Task details - Filter out everything except lines holding "stock".
>> begin Supplied information
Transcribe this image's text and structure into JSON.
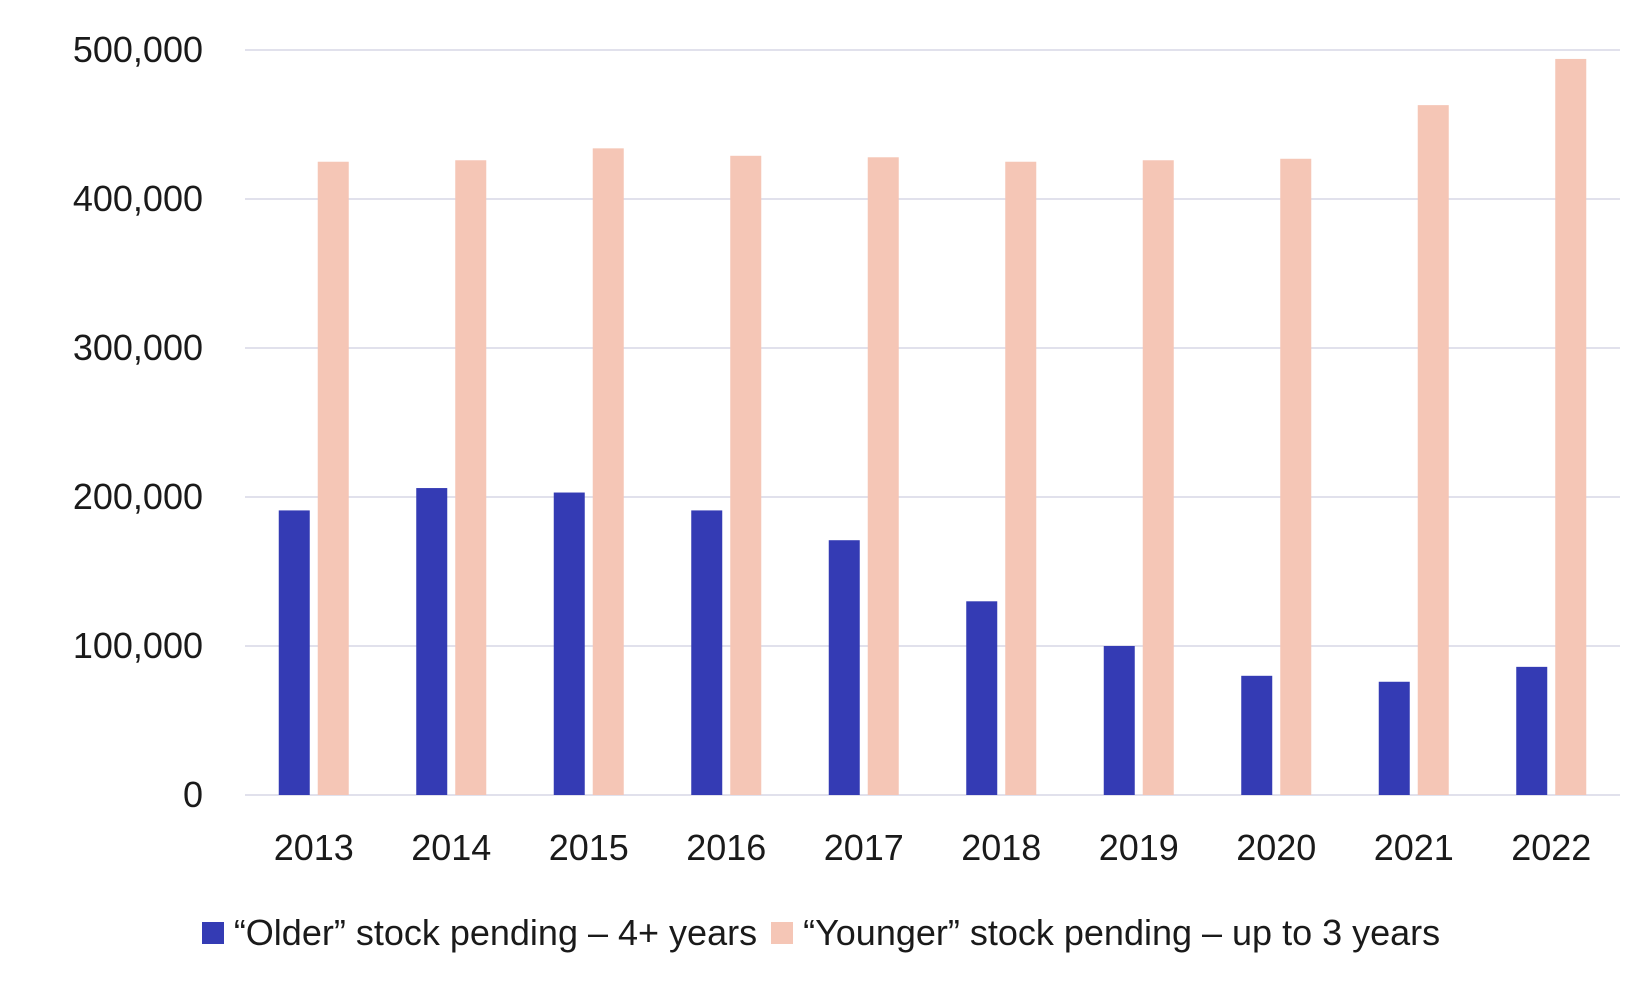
{
  "chart_data": {
    "type": "bar",
    "categories": [
      "2013",
      "2014",
      "2015",
      "2016",
      "2017",
      "2018",
      "2019",
      "2020",
      "2021",
      "2022"
    ],
    "series": [
      {
        "name": "“Older” stock pending – 4+ years",
        "color": "#343bb4",
        "values": [
          191000,
          206000,
          203000,
          191000,
          171000,
          130000,
          100000,
          80000,
          76000,
          86000
        ]
      },
      {
        "name": "“Younger” stock pending – up to 3 years",
        "color": "#f5c6b6",
        "values": [
          425000,
          426000,
          434000,
          429000,
          428000,
          425000,
          426000,
          427000,
          463000,
          494000
        ]
      }
    ],
    "yticks": [
      "0",
      "100,000",
      "200,000",
      "300,000",
      "400,000",
      "500,000"
    ],
    "ylim": [
      0,
      500000
    ],
    "title": "",
    "xlabel": "",
    "ylabel": "",
    "grid": true,
    "legend_position": "bottom",
    "gridline_color": "#e1e1ec"
  }
}
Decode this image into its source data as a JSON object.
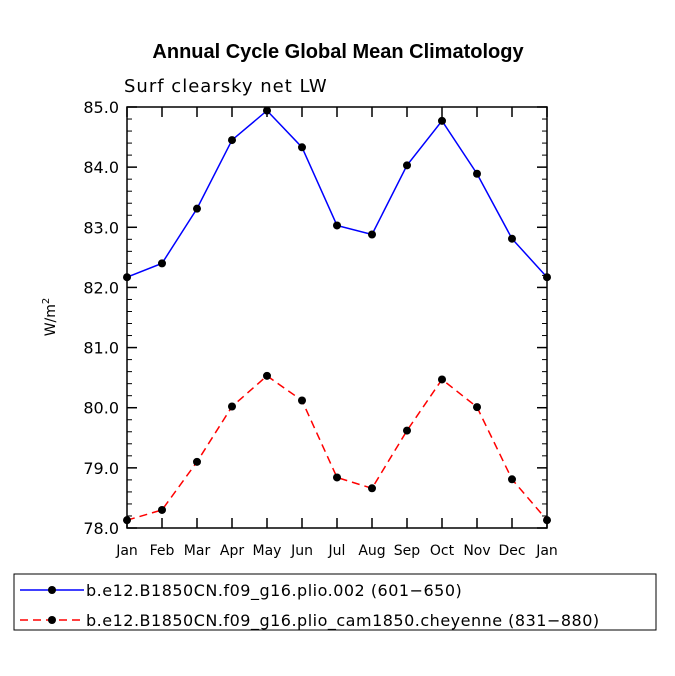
{
  "chart_data": {
    "type": "line",
    "title": "Annual Cycle Global Mean Climatology",
    "subtitle": "Surf clearsky net LW",
    "ylabel": "W/m",
    "ylabel_sup": "2",
    "xlabel": "",
    "ylim": [
      78.0,
      85.0
    ],
    "yticks": [
      "78.0",
      "79.0",
      "80.0",
      "81.0",
      "82.0",
      "83.0",
      "84.0",
      "85.0"
    ],
    "categories": [
      "Jan",
      "Feb",
      "Mar",
      "Apr",
      "May",
      "Jun",
      "Jul",
      "Aug",
      "Sep",
      "Oct",
      "Nov",
      "Dec",
      "Jan"
    ],
    "series": [
      {
        "name": "b.e12.B1850CN.f09_g16.plio.002 (601−650)",
        "color": "#0000ff",
        "dash": "solid",
        "values": [
          82.17,
          82.4,
          83.31,
          84.45,
          84.94,
          84.33,
          83.03,
          82.88,
          84.03,
          84.77,
          83.89,
          82.81,
          82.17
        ]
      },
      {
        "name": "b.e12.B1850CN.f09_g16.plio_cam1850.cheyenne (831−880)",
        "color": "#ff0000",
        "dash": "dashed",
        "values": [
          78.13,
          78.3,
          79.1,
          80.02,
          80.53,
          80.12,
          78.84,
          78.66,
          79.62,
          80.47,
          80.01,
          78.81,
          78.13
        ]
      }
    ]
  }
}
>> end Supplied information
Exercise solution -
        "name": "“Older” stock pending – 4+ years",
        "name": "“Younger” stock pending – up to 3 years",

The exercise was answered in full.